• **Short problem**: Copy each record exactly as it reads, leaving out any pictures it holds.

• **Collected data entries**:
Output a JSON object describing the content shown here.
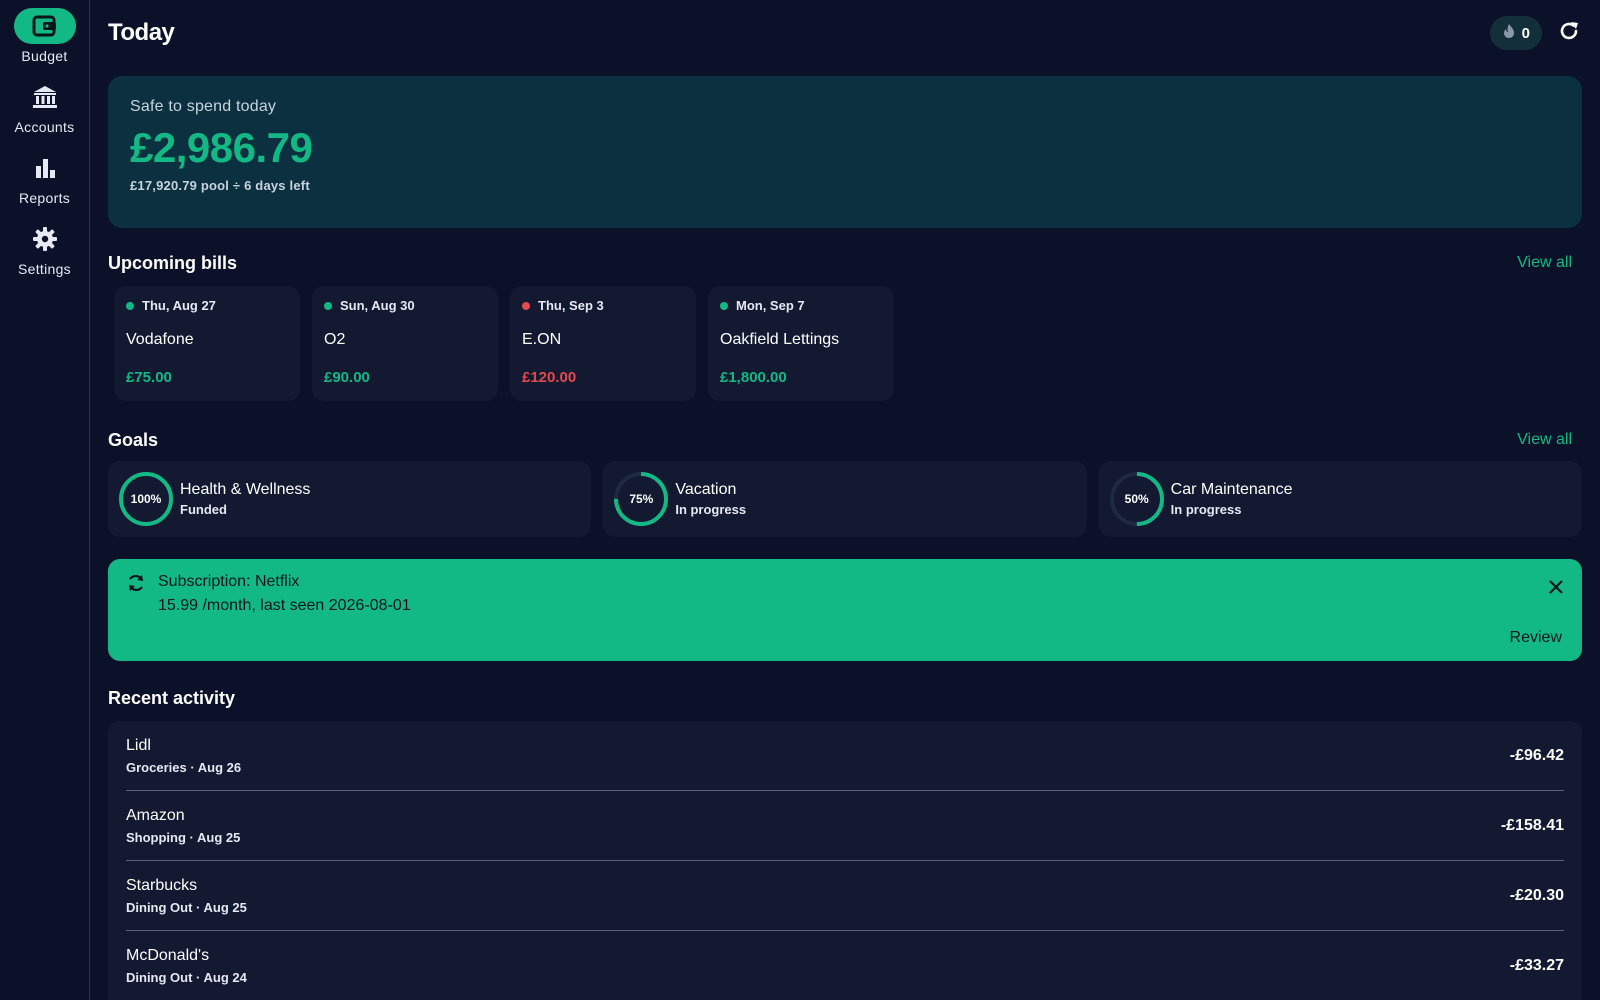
{
  "sidebar": {
    "items": [
      {
        "label": "Budget",
        "icon": "wallet-icon",
        "active": true
      },
      {
        "label": "Accounts",
        "icon": "bank-icon",
        "active": false
      },
      {
        "label": "Reports",
        "icon": "bar-chart-icon",
        "active": false
      },
      {
        "label": "Settings",
        "icon": "gear-icon",
        "active": false
      }
    ]
  },
  "header": {
    "title": "Today",
    "streak_count": "0",
    "streak_icon": "flame-icon",
    "refresh_icon": "refresh-icon"
  },
  "safe_to_spend": {
    "label": "Safe to spend today",
    "amount": "£2,986.79",
    "detail": "£17,920.79 pool ÷ 6 days left"
  },
  "bills": {
    "title": "Upcoming bills",
    "view_all": "View all",
    "items": [
      {
        "date": "Thu, Aug 27",
        "name": "Vodafone",
        "amount": "£75.00",
        "status_color": "#13b984"
      },
      {
        "date": "Sun, Aug 30",
        "name": "O2",
        "amount": "£90.00",
        "status_color": "#13b984"
      },
      {
        "date": "Thu, Sep 3",
        "name": "E.ON",
        "amount": "£120.00",
        "status_color": "#e5484d"
      },
      {
        "date": "Mon, Sep 7",
        "name": "Oakfield Lettings",
        "amount": "£1,800.00",
        "status_color": "#13b984"
      }
    ]
  },
  "goals": {
    "title": "Goals",
    "view_all": "View all",
    "items": [
      {
        "name": "Health & Wellness",
        "status": "Funded",
        "percent_label": "100%",
        "progress": 1.0
      },
      {
        "name": "Vacation",
        "status": "In progress",
        "percent_label": "75%",
        "progress": 0.75
      },
      {
        "name": "Car Maintenance",
        "status": "In progress",
        "percent_label": "50%",
        "progress": 0.5
      }
    ]
  },
  "subscription": {
    "title": "Subscription: Netflix",
    "detail": "15.99 /month, last seen 2026-08-01",
    "review": "Review",
    "icon": "recurring-icon",
    "close_icon": "close-icon"
  },
  "recent": {
    "title": "Recent activity",
    "items": [
      {
        "name": "Lidl",
        "meta": "Groceries · Aug 26",
        "amount": "-£96.42"
      },
      {
        "name": "Amazon",
        "meta": "Shopping · Aug 25",
        "amount": "-£158.41"
      },
      {
        "name": "Starbucks",
        "meta": "Dining Out · Aug 25",
        "amount": "-£20.30"
      },
      {
        "name": "McDonald's",
        "meta": "Dining Out · Aug 24",
        "amount": "-£33.27"
      }
    ]
  },
  "colors": {
    "accent": "#13b984",
    "danger": "#e5484d",
    "background": "#0b1128",
    "card": "#121931",
    "hero": "#0b3140"
  }
}
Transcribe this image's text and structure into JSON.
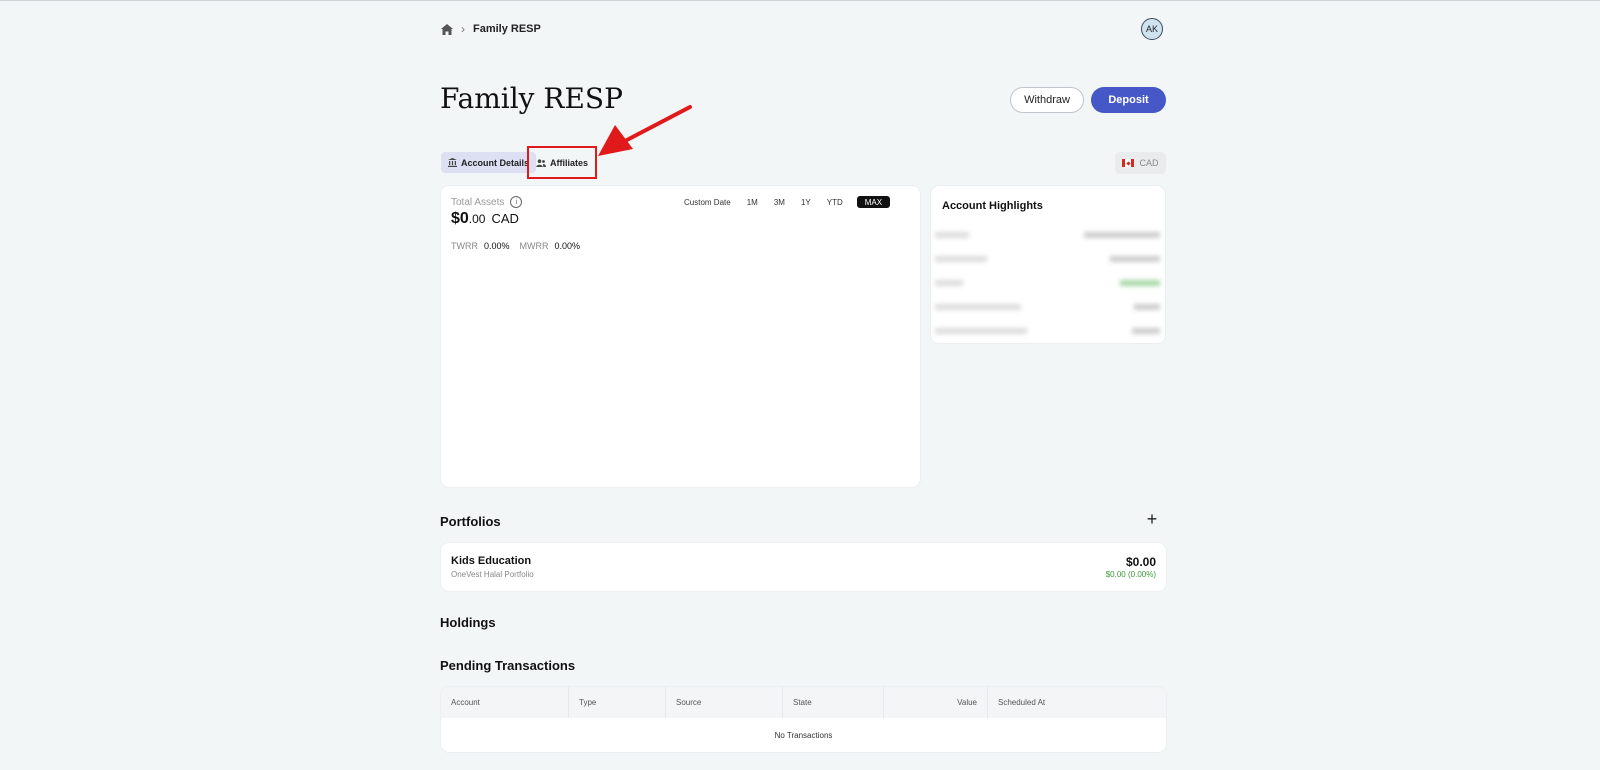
{
  "breadcrumb": {
    "current": "Family RESP"
  },
  "user": {
    "initials": "AK"
  },
  "page": {
    "title": "Family RESP"
  },
  "actions": {
    "withdraw": "Withdraw",
    "deposit": "Deposit"
  },
  "tabs": [
    {
      "label": "Account Details",
      "selected": true
    },
    {
      "label": "Affiliates",
      "selected": false
    }
  ],
  "currency": {
    "code": "CAD"
  },
  "summary": {
    "total_assets_label": "Total Assets",
    "value_whole": "$0",
    "value_cents": ".00",
    "value_currency": "CAD",
    "twrr_label": "TWRR",
    "twrr_value": "0.00%",
    "mwrr_label": "MWRR",
    "mwrr_value": "0.00%"
  },
  "ranges": [
    "Custom Date",
    "1M",
    "3M",
    "1Y",
    "YTD",
    "MAX"
  ],
  "selected_range": "MAX",
  "highlights": {
    "title": "Account Highlights"
  },
  "portfolios": {
    "title": "Portfolios",
    "items": [
      {
        "name": "Kids Education",
        "subtitle": "OneVest Halal Portfolio",
        "value": "$0.00",
        "change": "$0.00 (0.00%)"
      }
    ]
  },
  "holdings": {
    "title": "Holdings"
  },
  "pending": {
    "title": "Pending Transactions",
    "columns": [
      "Account",
      "Type",
      "Source",
      "State",
      "Value",
      "Scheduled At"
    ],
    "empty_text": "No Transactions"
  },
  "colors": {
    "accent": "#4658c8",
    "annotation": "#e01a1a",
    "positive": "#3a9a3a"
  }
}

• **Complete response**:
Output a JSON object describing the content shown here.
{
  "sidebar": {
    "items": [
      {
        "label": "Budget",
        "icon": "wallet-icon",
        "active": true
      },
      {
        "label": "Accounts",
        "icon": "bank-icon",
        "active": false
      },
      {
        "label": "Reports",
        "icon": "bar-chart-icon",
        "active": false
      },
      {
        "label": "Settings",
        "icon": "gear-icon",
        "active": false
      }
    ]
  },
  "header": {
    "title": "Today",
    "streak_count": "0",
    "streak_icon": "flame-icon",
    "refresh_icon": "refresh-icon"
  },
  "safe_to_spend": {
    "label": "Safe to spend today",
    "amount": "£2,986.79",
    "detail": "£17,920.79 pool ÷ 6 days left"
  },
  "bills": {
    "title": "Upcoming bills",
    "view_all": "View all",
    "items": [
      {
        "date": "Thu, Aug 27",
        "name": "Vodafone",
        "amount": "£75.00",
        "status_color": "#13b984"
      },
      {
        "date": "Sun, Aug 30",
        "name": "O2",
        "amount": "£90.00",
        "status_color": "#13b984"
      },
      {
        "date": "Thu, Sep 3",
        "name": "E.ON",
        "amount": "£120.00",
        "status_color": "#e5484d"
      },
      {
        "date": "Mon, Sep 7",
        "name": "Oakfield Lettings",
        "amount": "£1,800.00",
        "status_color": "#13b984"
      }
    ]
  },
  "goals": {
    "title": "Goals",
    "view_all": "View all",
    "items": [
      {
        "name": "Health & Wellness",
        "status": "Funded",
        "percent_label": "100%",
        "progress": 1.0
      },
      {
        "name": "Vacation",
        "status": "In progress",
        "percent_label": "75%",
        "progress": 0.75
      },
      {
        "name": "Car Maintenance",
        "status": "In progress",
        "percent_label": "50%",
        "progress": 0.5
      }
    ]
  },
  "subscription": {
    "title": "Subscription: Netflix",
    "detail": "15.99 /month, last seen 2026-08-01",
    "review": "Review",
    "icon": "recurring-icon",
    "close_icon": "close-icon"
  },
  "recent": {
    "title": "Recent activity",
    "items": [
      {
        "name": "Lidl",
        "meta": "Groceries · Aug 26",
        "amount": "-£96.42"
      },
      {
        "name": "Amazon",
        "meta": "Shopping · Aug 25",
        "amount": "-£158.41"
      },
      {
        "name": "Starbucks",
        "meta": "Dining Out · Aug 25",
        "amount": "-£20.30"
      },
      {
        "name": "McDonald's",
        "meta": "Dining Out · Aug 24",
        "amount": "-£33.27"
      }
    ]
  },
  "colors": {
    "accent": "#13b984",
    "danger": "#e5484d",
    "background": "#0b1128",
    "card": "#121931",
    "hero": "#0b3140"
  }
}
Transcribe this image's text and structure into JSON.
{
  "breadcrumb": {
    "current": "Family RESP"
  },
  "user": {
    "initials": "AK"
  },
  "page": {
    "title": "Family RESP"
  },
  "actions": {
    "withdraw": "Withdraw",
    "deposit": "Deposit"
  },
  "tabs": [
    {
      "label": "Account Details",
      "selected": true
    },
    {
      "label": "Affiliates",
      "selected": false
    }
  ],
  "currency": {
    "code": "CAD"
  },
  "summary": {
    "total_assets_label": "Total Assets",
    "value_whole": "$0",
    "value_cents": ".00",
    "value_currency": "CAD",
    "twrr_label": "TWRR",
    "twrr_value": "0.00%",
    "mwrr_label": "MWRR",
    "mwrr_value": "0.00%"
  },
  "ranges": [
    "Custom Date",
    "1M",
    "3M",
    "1Y",
    "YTD",
    "MAX"
  ],
  "selected_range": "MAX",
  "highlights": {
    "title": "Account Highlights"
  },
  "portfolios": {
    "title": "Portfolios",
    "items": [
      {
        "name": "Kids Education",
        "subtitle": "OneVest Halal Portfolio",
        "value": "$0.00",
        "change": "$0.00 (0.00%)"
      }
    ]
  },
  "holdings": {
    "title": "Holdings"
  },
  "pending": {
    "title": "Pending Transactions",
    "columns": [
      "Account",
      "Type",
      "Source",
      "State",
      "Value",
      "Scheduled At"
    ],
    "empty_text": "No Transactions"
  },
  "colors": {
    "accent": "#4658c8",
    "annotation": "#e01a1a",
    "positive": "#3a9a3a"
  }
}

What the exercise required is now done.